[Extracted data entries]
——————————

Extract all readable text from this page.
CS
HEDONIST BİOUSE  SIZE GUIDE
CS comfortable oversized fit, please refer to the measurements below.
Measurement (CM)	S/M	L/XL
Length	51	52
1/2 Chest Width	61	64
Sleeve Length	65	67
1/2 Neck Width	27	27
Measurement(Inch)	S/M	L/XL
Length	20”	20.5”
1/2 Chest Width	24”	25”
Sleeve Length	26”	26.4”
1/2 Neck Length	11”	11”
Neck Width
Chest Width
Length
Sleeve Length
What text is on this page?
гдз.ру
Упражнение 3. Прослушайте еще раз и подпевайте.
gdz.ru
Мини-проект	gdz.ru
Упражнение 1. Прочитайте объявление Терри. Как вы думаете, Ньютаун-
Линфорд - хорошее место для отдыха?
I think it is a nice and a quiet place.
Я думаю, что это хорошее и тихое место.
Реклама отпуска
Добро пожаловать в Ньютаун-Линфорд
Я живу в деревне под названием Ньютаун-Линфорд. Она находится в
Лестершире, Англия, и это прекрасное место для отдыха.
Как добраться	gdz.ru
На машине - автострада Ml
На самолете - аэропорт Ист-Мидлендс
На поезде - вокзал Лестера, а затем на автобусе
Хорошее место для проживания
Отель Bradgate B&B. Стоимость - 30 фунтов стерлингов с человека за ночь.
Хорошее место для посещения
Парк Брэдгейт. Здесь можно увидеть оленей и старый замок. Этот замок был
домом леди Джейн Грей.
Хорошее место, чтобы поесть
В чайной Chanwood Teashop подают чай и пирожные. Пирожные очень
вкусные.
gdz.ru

——————————

Aim of the task » Exact output of every entry is required.

Solution for this exercise »
Extract all readable text from this page.
CS
HEDONIST BİOUSE  SIZE GUIDE
CS comfortable oversized fit, please refer to the measurements below.
Measurement (CM)	S/M	L/XL
Length	51	52
1/2 Chest Width	61	64
Sleeve Length	65	67
1/2 Neck Width	27	27
Measurement(Inch)	S/M	L/XL
Length	20”	20.5”
1/2 Chest Width	24”	25”
Sleeve Length	26”	26.4”
1/2 Neck Length	11”	11”
Neck Width
Chest Width
Length
Sleeve Length
What text is on this page?
гдз.ру
Упражнение 3. Прослушайте еще раз и подпевайте.
gdz.ru
Мини-проект	gdz.ru
Упражнение 1. Прочитайте объявление Терри. Как вы думаете, Ньютаун-
Линфорд - хорошее место для отдыха?
I think it is a nice and a quiet place.
Я думаю, что это хорошее и тихое место.
Реклама отпуска
Добро пожаловать в Ньютаун-Линфорд
Я живу в деревне под названием Ньютаун-Линфорд. Она находится в
Лестершире, Англия, и это прекрасное место для отдыха.
Как добраться	gdz.ru
На машине - автострада Ml
На самолете - аэропорт Ист-Мидлендс
На поезде - вокзал Лестера, а затем на автобусе
Хорошее место для проживания
Отель Bradgate B&B. Стоимость - 30 фунтов стерлингов с человека за ночь.
Хорошее место для посещения
Парк Брэдгейт. Здесь можно увидеть оленей и старый замок. Этот замок был
домом леди Джейн Грей.
Хорошее место, чтобы поесть
В чайной Chanwood Teashop подают чай и пирожные. Пирожные очень
вкусные.
gdz.ru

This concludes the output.